Como o populismo e o nacionalismo fazem soar alarmes na UE

25 jan, 2019 • Vasco Gandra, em Bruxelas


As eleições europeias realizam-se em finais de maio. A possibilidade de as forças anti-UE - à direita, mas também à esquerda - aumentarem a sua representação causa preocupação em Bruxelas.

Juliana Santos recebe a Renascença na sede da Rede Europeia Contra o Racismo, em Bruxelas. Fica a poucos metros do bairro das instituições europeias que os partidos populistas, nacionalistas e de extrema-direita cobiçam já a partir de maio, nas eleições europeias.

A escolha de um novo Parlamento Europeu é o primeiro momento de um novo ciclo político europeu que culminará com a entrada em funções da próxima Comissão, previsivelmente em novembro.

Na sede da Rede Europeia Contra o Racismo, o sossego é apenas aparente. Nos escritórios desta ONG, monitorizam-se os discursos e as manifestações de racismo e xenofobia na Europa. E o que observam actualmente é preocupante.

"É dificil dizer se o racismo aumentou ou diminuiu. O que nós podemos dizer é que as manifestações tornaram-se mais explícitas e violentas. Grupos que antes não eram atacados, são hoje alvo de discriminação e de discursos de ódio. São alvos da extrema-direita. A situação, hoje, não é positiva, continua muito negativa".

Por isso, a ONG defende uma série de recomendações para reforçar as narrativas políticas e as políticas públicas na luta contra o racismo e as discriminações na Europa.

INFORMAÇÃO FORNECIDA —
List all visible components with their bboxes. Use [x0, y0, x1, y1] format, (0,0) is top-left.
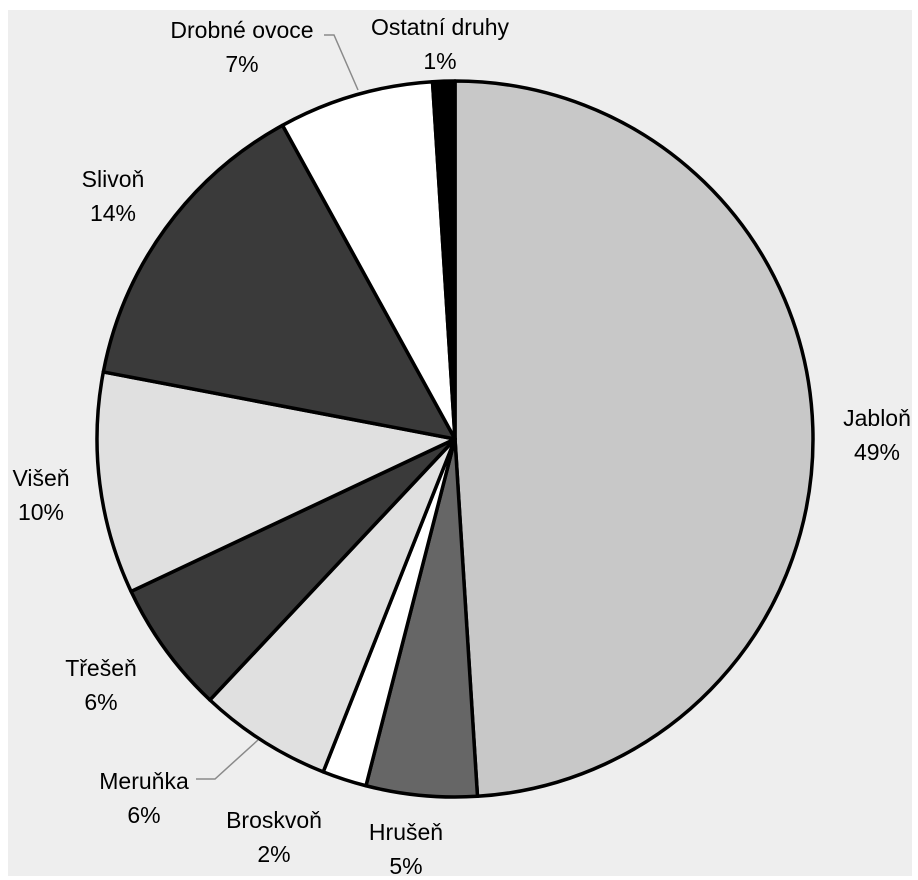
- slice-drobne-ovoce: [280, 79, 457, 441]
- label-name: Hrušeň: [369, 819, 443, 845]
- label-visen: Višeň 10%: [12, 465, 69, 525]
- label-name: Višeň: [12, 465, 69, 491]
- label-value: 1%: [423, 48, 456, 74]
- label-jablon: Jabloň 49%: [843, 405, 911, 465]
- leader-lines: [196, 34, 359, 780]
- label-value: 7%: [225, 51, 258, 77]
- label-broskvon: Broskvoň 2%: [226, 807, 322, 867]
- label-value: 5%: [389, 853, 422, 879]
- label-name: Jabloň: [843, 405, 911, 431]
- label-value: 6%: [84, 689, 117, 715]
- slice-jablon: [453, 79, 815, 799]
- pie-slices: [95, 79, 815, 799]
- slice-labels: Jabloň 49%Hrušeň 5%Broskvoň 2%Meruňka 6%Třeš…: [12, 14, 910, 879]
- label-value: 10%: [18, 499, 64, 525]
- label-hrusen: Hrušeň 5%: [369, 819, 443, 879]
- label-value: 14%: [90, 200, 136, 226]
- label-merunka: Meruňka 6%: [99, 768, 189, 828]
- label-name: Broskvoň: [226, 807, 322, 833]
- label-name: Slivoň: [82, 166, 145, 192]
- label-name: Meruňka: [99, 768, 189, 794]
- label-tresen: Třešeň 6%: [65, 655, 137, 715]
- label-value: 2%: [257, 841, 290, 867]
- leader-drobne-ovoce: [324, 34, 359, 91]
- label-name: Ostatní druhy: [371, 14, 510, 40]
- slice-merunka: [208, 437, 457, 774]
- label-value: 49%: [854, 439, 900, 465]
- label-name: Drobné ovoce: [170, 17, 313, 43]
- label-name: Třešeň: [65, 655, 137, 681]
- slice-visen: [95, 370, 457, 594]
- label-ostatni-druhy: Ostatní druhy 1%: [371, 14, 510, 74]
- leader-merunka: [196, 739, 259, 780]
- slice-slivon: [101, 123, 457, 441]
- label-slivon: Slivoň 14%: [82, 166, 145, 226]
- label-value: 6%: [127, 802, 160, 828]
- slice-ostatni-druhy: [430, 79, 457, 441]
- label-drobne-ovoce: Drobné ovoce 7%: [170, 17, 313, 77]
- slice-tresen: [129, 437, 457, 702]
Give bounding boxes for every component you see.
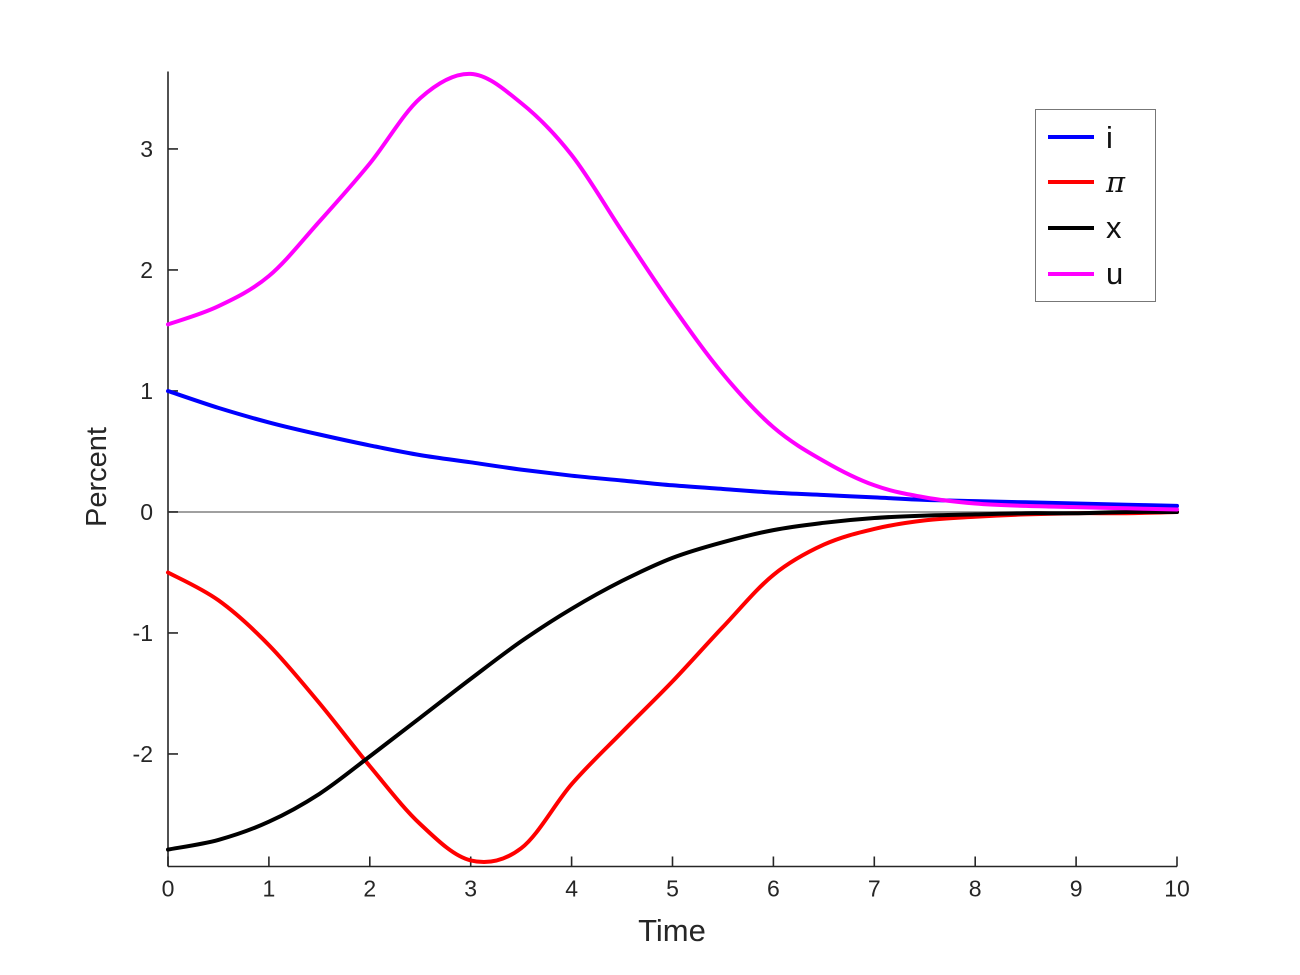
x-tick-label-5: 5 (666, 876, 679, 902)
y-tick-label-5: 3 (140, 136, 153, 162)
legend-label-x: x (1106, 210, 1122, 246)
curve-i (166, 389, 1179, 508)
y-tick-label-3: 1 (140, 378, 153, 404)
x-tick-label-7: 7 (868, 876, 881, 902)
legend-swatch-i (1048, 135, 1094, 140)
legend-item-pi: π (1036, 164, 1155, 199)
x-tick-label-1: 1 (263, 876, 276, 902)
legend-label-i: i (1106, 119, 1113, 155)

PROBLEMAS E TAREFAS —
(a) Segundo o excerto selecionado, que tipos de partidos cobiçam o bairro das instituições europeias a partir de maio? Indique todos.
(b) Consegue retomar o texto sobre o populismo e o nacionalismo na UE a partir do ponto em que termina?

RESULTADOS POR TAREFA —
(a)
- Partidos populistas
- Partidos nacionalistas
- Partidos de extrema-direita

(b)
A crise migratória de 2015

Em 2015, desenvolve-se uma crise migratória sem precedentes recentes na Europa. Os conflitos na Síria e noutros países levaram centenas de milhares de pessoas à procura de refúgio e de melhores condições de vida na Europa. Viveram-se também momentos dramáticos na travessia do Mediterrâneo.

A União Europeia e os Estados-membros não estavam preparados para essa crise e mostraram enormes dificuldades em gerir o problema. Os vários partidos e governos populistas, ou apoiados pela extrema-direita, aproveitaram a situação. Radicalizaram a questão migratória para ganhar votos com discursos xenófobos e anti-imigração.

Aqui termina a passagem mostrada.